◆ **Aim**
List all the lines in these records that hold "kierunku".

Data records
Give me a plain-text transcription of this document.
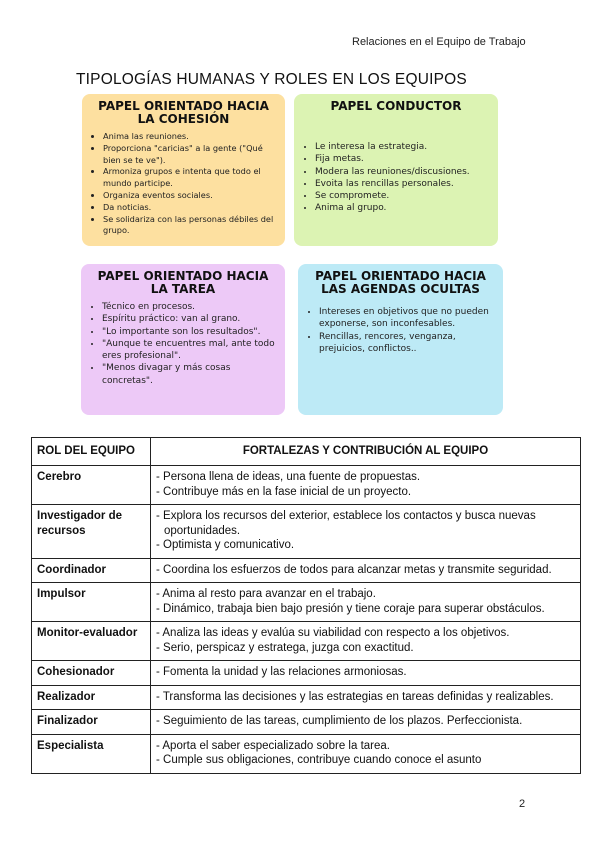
Relaciones en el Equipo de Trabajo
TIPOLOGÍAS HUMANAS Y ROLES EN LOS EQUIPOS
PAPEL ORIENTADO HACIA LA COHESIÓN
• Anima las reuniones.
• Proporciona "caricias" a la gente ("Qué bien se te ve").
• Armoniza grupos e intenta que todo el mundo participe.
• Organiza eventos sociales.
• Da noticias.
• Se solidariza con las personas débiles del grupo.
PAPEL CONDUCTOR
• Le interesa la estrategia.
• Fija metas.
• Modera las reuniones/discusiones.
• Evoita las rencillas personales.
• Se compromete.
• Anima al grupo.
PAPEL ORIENTADO HACIA LA TAREA
• Técnico en procesos.
• Espíritu práctico: van al grano.
• "Lo importante son los resultados".
• "Aunque te encuentres mal, ante todo eres profesional".
• "Menos divagar y más cosas concretas".
PAPEL ORIENTADO HACIA LAS AGENDAS OCULTAS
• Intereses en objetivos que no pueden exponerse, son inconfesables.
• Rencillas, rencores, venganza, prejuicios, conflictos..
ROL DEL EQUIPO	FORTALEZAS Y CONTRIBUCIÓN AL EQUIPO
Cerebro	- Persona llena de ideas, una fuente de propuestas.
- Contribuye más en la fase inicial de un proyecto.

Investigador de recursos	- Explora los recursos del exterior, establece los contactos y busca nuevas
oportunidades.
- Optimista y comunicativo.

Coordinador	- Coordina los esfuerzos de todos para alcanzar metas y transmite seguridad.

Impulsor	- Anima al resto para avanzar en el trabajo.
- Dinámico, trabaja bien bajo presión y tiene coraje para superar obstáculos.

Monitor-evaluador	- Analiza las ideas y evalúa su viabilidad con respecto a los objetivos.
- Serio, perspicaz y estratega, juzga con exactitud.

Cohesionador	- Fomenta la unidad y las relaciones armoniosas.

Realizador	- Transforma las decisiones y las estrategias en tareas definidas y realizables.

Finalizador	- Seguimiento de las tareas, cumplimiento de los plazos. Perfeccionista.

Especialista	- Aporta el saber especializado sobre la tarea.
- Cumple sus obligaciones, contribuye cuando conoce el asunto
2
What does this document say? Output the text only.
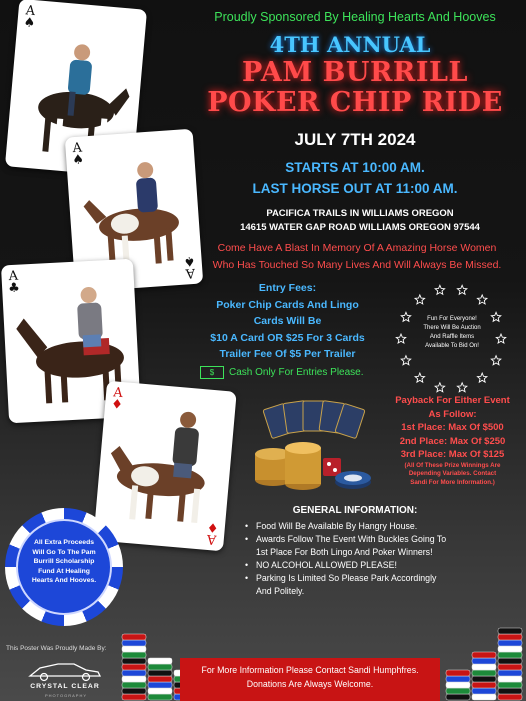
A
♠
A
♠
A
♠
A
♣
A
♦
A
♦
Proudly Sponsored By Healing Hearts And Hooves
4TH ANNUAL
PAM BURRILL
POKER CHIP RIDE
JULY 7TH 2024
STARTS AT 10:00 AM.
LAST HORSE OUT AT 11:00 AM.
PACIFICA TRAILS IN WILLIAMS OREGON
14615 WATER GAP ROAD WILLIAMS OREGON 97544
Come Have A Blast In Memory Of A Amazing Horse Women
Who Has Touched So Many Lives And Will Always Be Missed.
Entry Fees:
Poker Chip Cards And Lingo
Cards Will Be
$10 A Card OR $25 For 3 Cards
Trailer Fee Of $5 Per Trailer
$ Cash Only For Entries Please.
Fun For Everyone!
There Will Be Auction
And Raffle Items
Available To Bid On!
Payback For Either Event
As Follow:
1st Place: Max Of $500
2nd Place: Max Of $250
3rd Place: Max Of $125
(All Of These Prize Winnings Are
Depending Variables. Contact
Sandi For More Information.)
GENERAL INFORMATION:
• Food Will Be Available By Hangry House.
• Awards Follow The Event With Buckles Going To
1st Place For Both Lingo And Poker Winners!
• NO ALCOHOL ALLOWED PLEASE!
• Parking Is Limited So Please Park Accordingly
And Politely.
All Extra Proceeds
Will Go To The Pam
Burrill Scholarship
Fund At Healing
Hearts And Hooves.
This Poster Was Proudly Made By:
CRYSTAL CLEAR
PHOTOGRAPHY
For More Information Please Contact Sandi Humphfres.
Donations Are Always Welcome.
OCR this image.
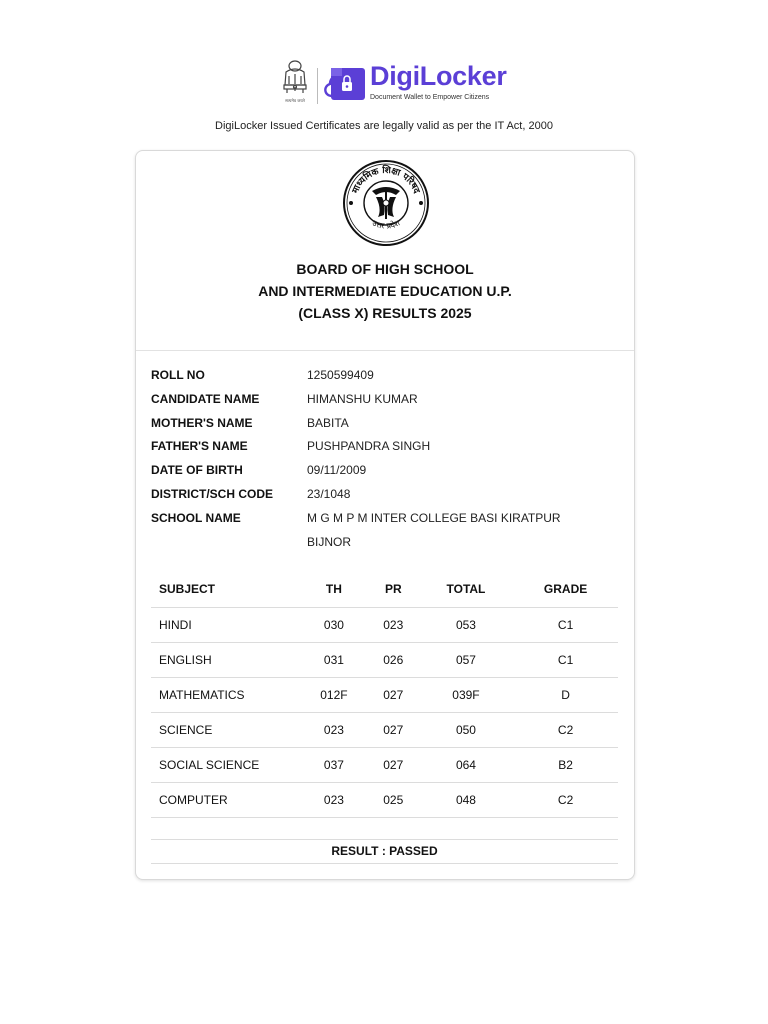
सत्यमेव जयते
DigiLocker
Document Wallet to Empower Citizens
DigiLocker Issued Certificates are legally valid as per the IT Act, 2000
माध्यमिक शिक्षा परिषद
उत्तर प्रदेश
BOARD OF HIGH SCHOOL
AND INTERMEDIATE EDUCATION U.P.
(CLASS X) RESULTS 2025
ROLL NO	1250599409
CANDIDATE NAME	HIMANSHU KUMAR
MOTHER'S NAME	BABITA
FATHER'S NAME	PUSHPANDRA SINGH
DATE OF BIRTH	09/11/2009
DISTRICT/SCH CODE	23/1048
SCHOOL NAME	M G M P M INTER COLLEGE BASI KIRATPUR BIJNOR
SUBJECT	TH	PR	TOTAL	GRADE
HINDI	030	023	053	C1
ENGLISH	031	026	057	C1
MATHEMATICS	012F	027	039F	D
SCIENCE	023	027	050	C2
SOCIAL SCIENCE	037	027	064	B2
COMPUTER	023	025	048	C2
RESULT : PASSED
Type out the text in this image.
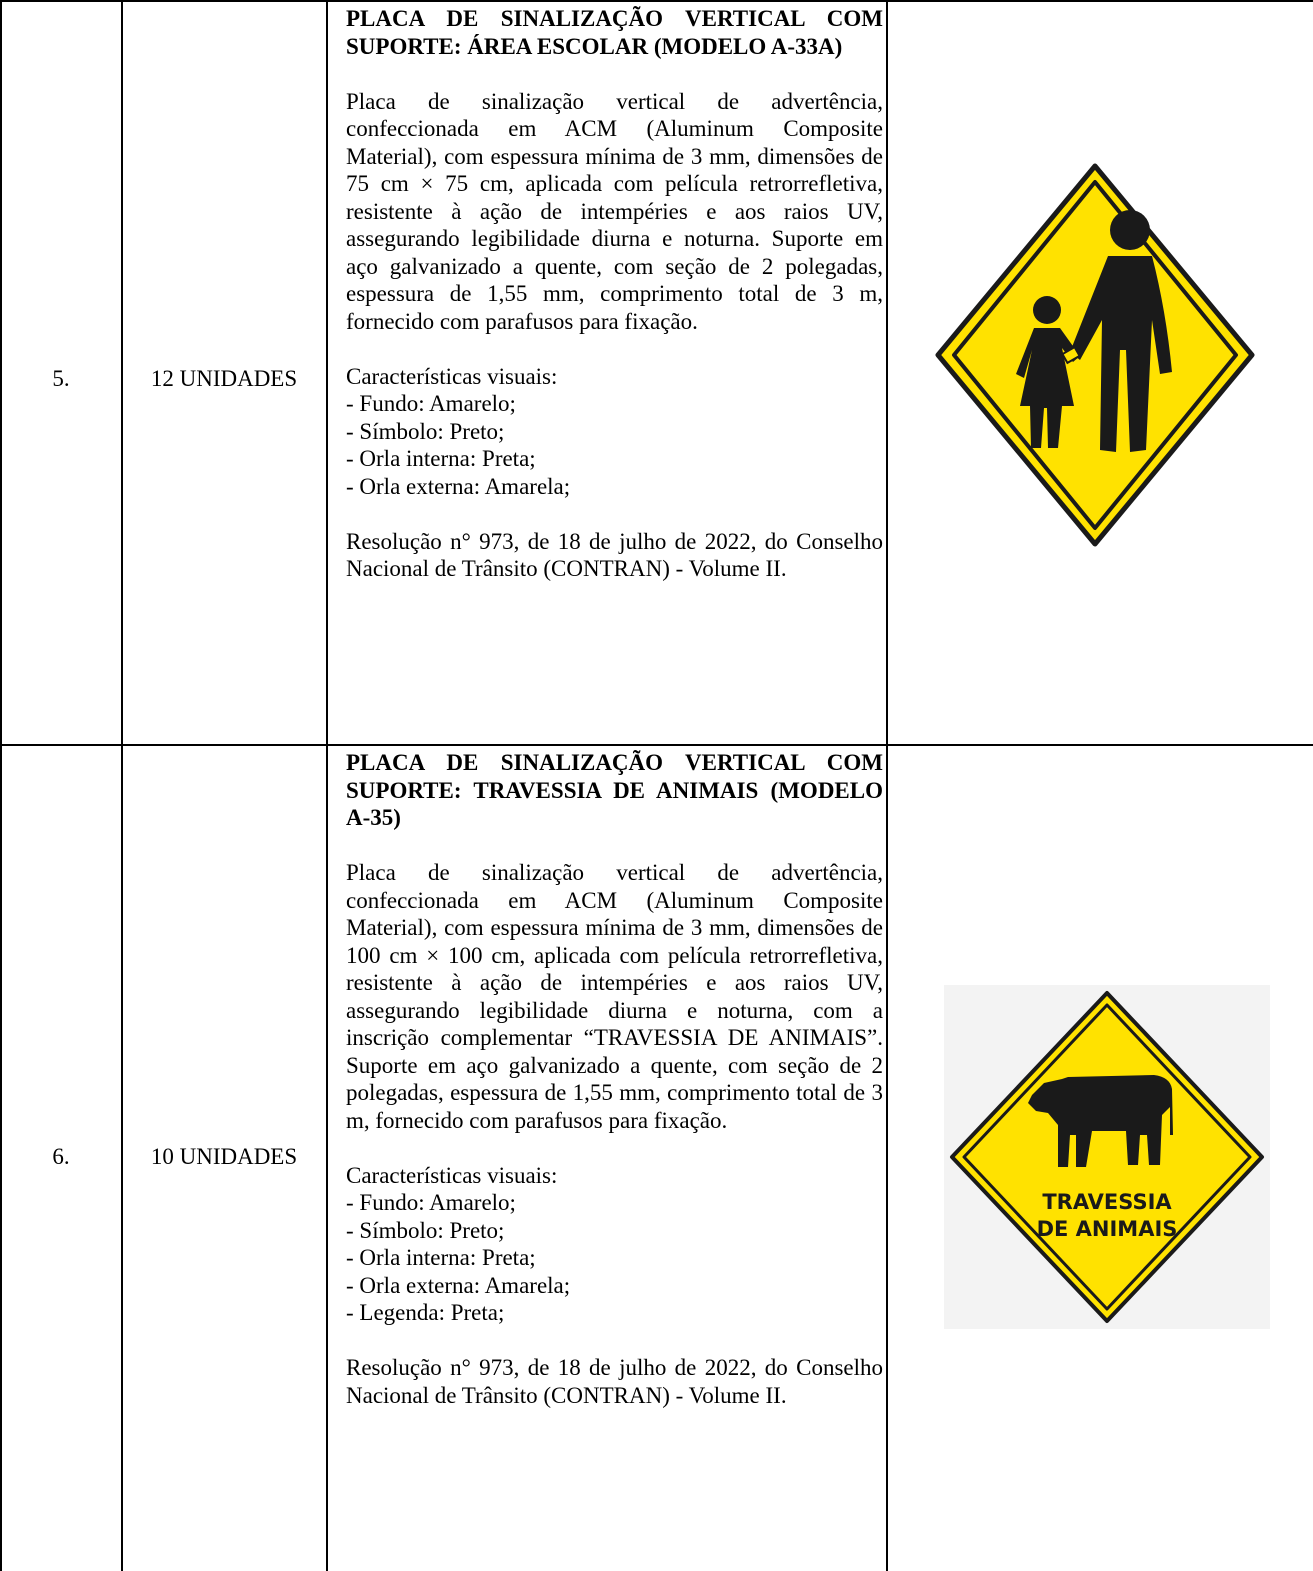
5.	12 UNIDADES
PLACA DE SINALIZAÇÃO VERTICAL COM SUPORTE: ÁREA ESCOLAR (MODELO A-33A)
Placa de sinalização vertical de advertência, confeccionada em ACM (Aluminum Composite Material), com espessura mínima de 3 mm, dimensões de 75 cm × 75 cm, aplicada com película retrorrefletiva, resistente à ação de intempéries e aos raios UV, assegurando legibilidade diurna e noturna. Suporte em aço galvanizado a quente, com seção de 2 polegadas, espessura de 1,55 mm, comprimento total de 3 m, fornecido com parafusos para fixação.
Características visuais:
- Fundo: Amarelo;
- Símbolo: Preto;
- Orla interna: Preta;
- Orla externa: Amarela;
Resolução n° 973, de 18 de julho de 2022, do Conselho Nacional de Trânsito (CONTRAN) - Volume II.
6.	10 UNIDADES
PLACA DE SINALIZAÇÃO VERTICAL COM SUPORTE: TRAVESSIA DE ANIMAIS (MODELO A-35)
Placa de sinalização vertical de advertência, confeccionada em ACM (Aluminum Composite Material), com espessura mínima de 3 mm, dimensões de 100 cm × 100 cm, aplicada com película retrorrefletiva, resistente à ação de intempéries e aos raios UV, assegurando legibilidade diurna e noturna, com a inscrição complementar “TRAVESSIA DE ANIMAIS”. Suporte em aço galvanizado a quente, com seção de 2 polegadas, espessura de 1,55 mm, comprimento total de 3 m, fornecido com parafusos para fixação.
Características visuais:
- Fundo: Amarelo;
- Símbolo: Preto;
- Orla interna: Preta;
- Orla externa: Amarela;
- Legenda: Preta;
Resolução n° 973, de 18 de julho de 2022, do Conselho Nacional de Trânsito (CONTRAN) - Volume II.
TRAVESSIA
DE ANIMAIS
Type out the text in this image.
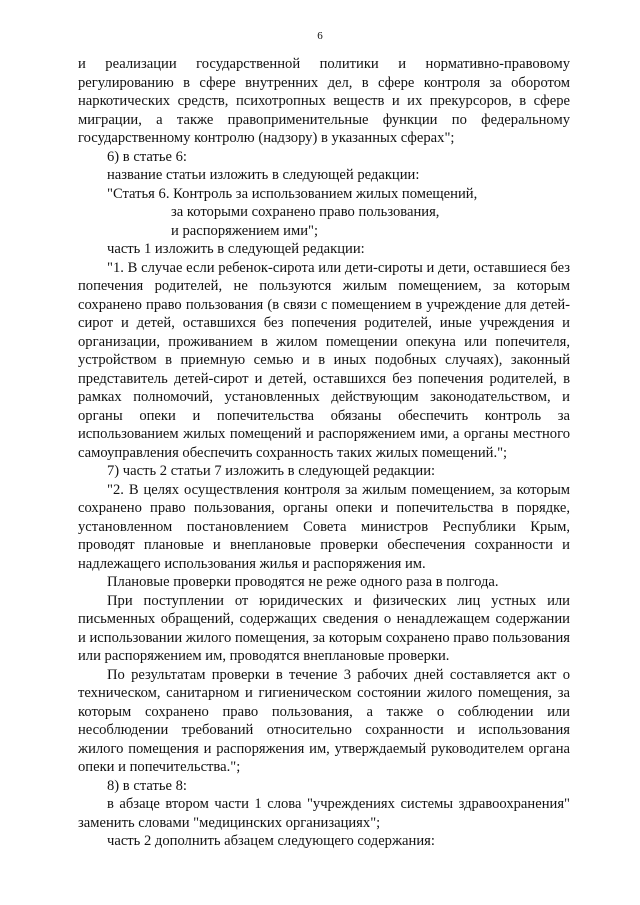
6

и реализации государственной политики и нормативно-правовому регулированию в сфере внутренних дел, в сфере контроля за оборотом наркотических средств, психотропных веществ и их прекурсоров, в сфере миграции, а также правоприменительные функции по федеральному государственному контролю (надзору) в указанных сферах";

6) в статье 6:

название статьи изложить в следующей редакции:

"Статья 6. Контроль за использованием жилых помещений,

за которыми сохранено право пользования,

и распоряжением ими";

часть 1 изложить в следующей редакции:

"1. В случае если ребенок-сирота или дети-сироты и дети, оставшиеся без попечения родителей, не пользуются жилым помещением, за которым сохранено право пользования (в связи с помещением в учреждение для детей-сирот и детей, оставшихся без попечения родителей, иные учреждения и организации, проживанием в жилом помещении опекуна или попечителя, устройством в приемную семью и в иных подобных случаях), законный представитель детей-сирот и детей, оставшихся без попечения родителей, в рамках полномочий, установленных действующим законодательством, и органы опеки и попечительства обязаны обеспечить контроль за использованием жилых помещений и распоряжением ими, а органы местного самоуправления обеспечить сохранность таких жилых помещений.";

7) часть 2 статьи 7 изложить в следующей редакции:

"2. В целях осуществления контроля за жилым помещением, за которым сохранено право пользования, органы опеки и попечительства в порядке, установленном постановлением Совета министров Республики Крым, проводят плановые и внеплановые проверки обеспечения сохранности и надлежащего использования жилья и распоряжения им.

Плановые проверки проводятся не реже одного раза в полгода.

При поступлении от юридических и физических лиц устных или письменных обращений, содержащих сведения о ненадлежащем содержании и использовании жилого помещения, за которым сохранено право пользования или распоряжением им, проводятся внеплановые проверки.

По результатам проверки в течение 3 рабочих дней составляется акт о техническом, санитарном и гигиеническом состоянии жилого помещения, за которым сохранено право пользования, а также о соблюдении или несоблюдении требований относительно сохранности и использования жилого помещения и распоряжения им, утверждаемый руководителем органа опеки и попечительства.";

8) в статье 8:

в абзаце втором части 1 слова "учреждениях системы здравоохранения" заменить словами "медицинских организациях";

часть 2 дополнить абзацем следующего содержания:
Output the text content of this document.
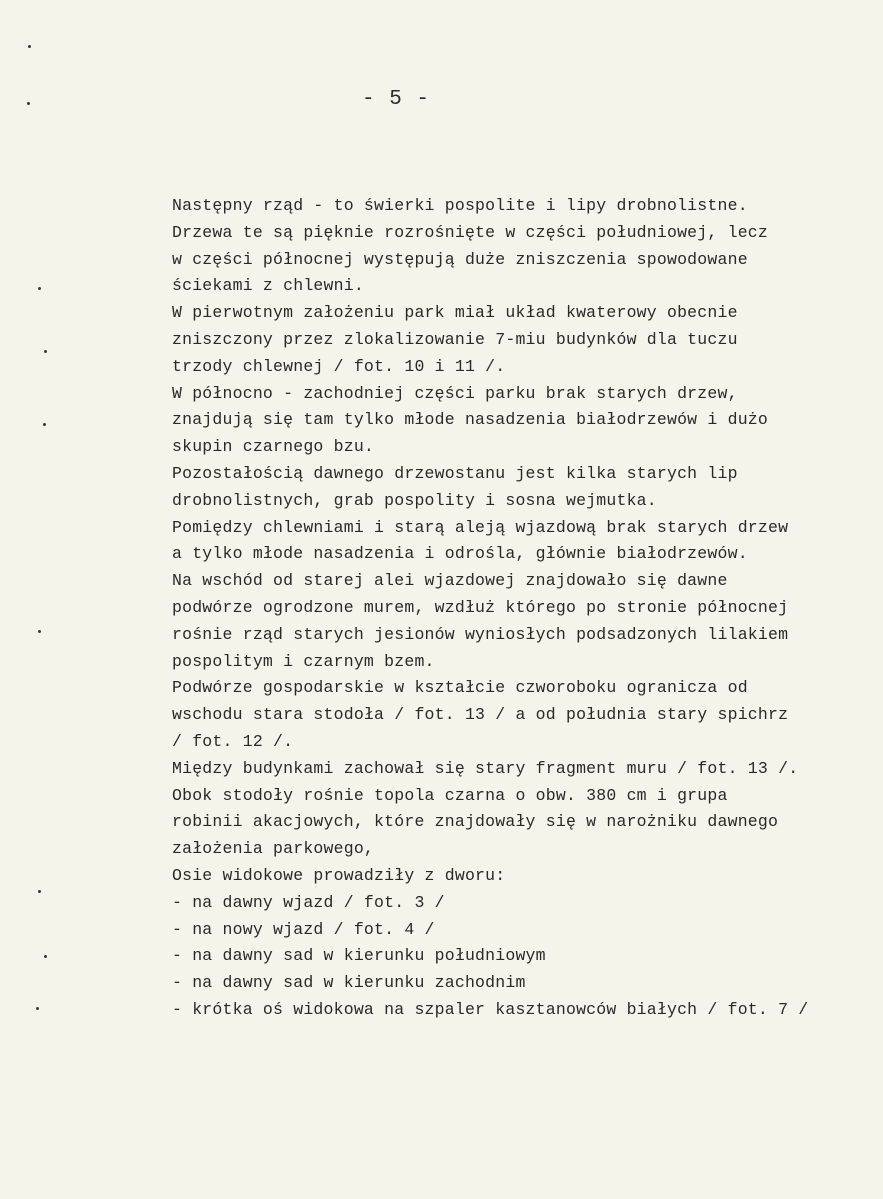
- 5 -
Następny rząd - to świerki pospolite i lipy drobnolistne.
Drzewa te są pięknie rozrośnięte w części południowej, lecz
w części północnej występują duże zniszczenia spowodowane
ściekami z chlewni.
W pierwotnym założeniu park miał układ kwaterowy obecnie
zniszczony przez zlokalizowanie 7-miu budynków dla tuczu
trzody chlewnej / fot. 10 i 11 /.
W północno - zachodniej części parku brak starych drzew,
znajdują się tam tylko młode nasadzenia białodrzewów i dużo
skupin czarnego bzu.
Pozostałością dawnego drzewostanu jest kilka starych lip
drobnolistnych, grab pospolity i sosna wejmutka.
Pomiędzy chlewniami i starą aleją wjazdową brak starych drzew
a tylko młode nasadzenia i odrośla, głównie białodrzewów.
Na wschód od starej alei wjazdowej znajdowało się dawne
podwórze ogrodzone murem, wzdłuż którego po stronie północnej
rośnie rząd starych jesionów wyniosłych podsadzonych lilakiem
pospolitym i czarnym bzem.
Podwórze gospodarskie w kształcie czworoboku ogranicza od
wschodu stara stodoła / fot. 13 / a od południa stary spichrz
/ fot. 12 /.
Między budynkami zachował się stary fragment muru / fot. 13 /.
Obok stodoły rośnie topola czarna o obw. 380 cm i grupa
robinii akacjowych, które znajdowały się w narożniku dawnego
założenia parkowego,
Osie widokowe prowadziły z dworu:
- na dawny wjazd / fot. 3 /
- na nowy wjazd / fot. 4 /
- na dawny sad w kierunku południowym
- na dawny sad w kierunku zachodnim
- krótka oś widokowa na szpaler kasztanowców białych / fot. 7 /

◆ **Reply to the exercise**
- na dawny sad w kierunku południowym
- na dawny sad w kierunku zachodnim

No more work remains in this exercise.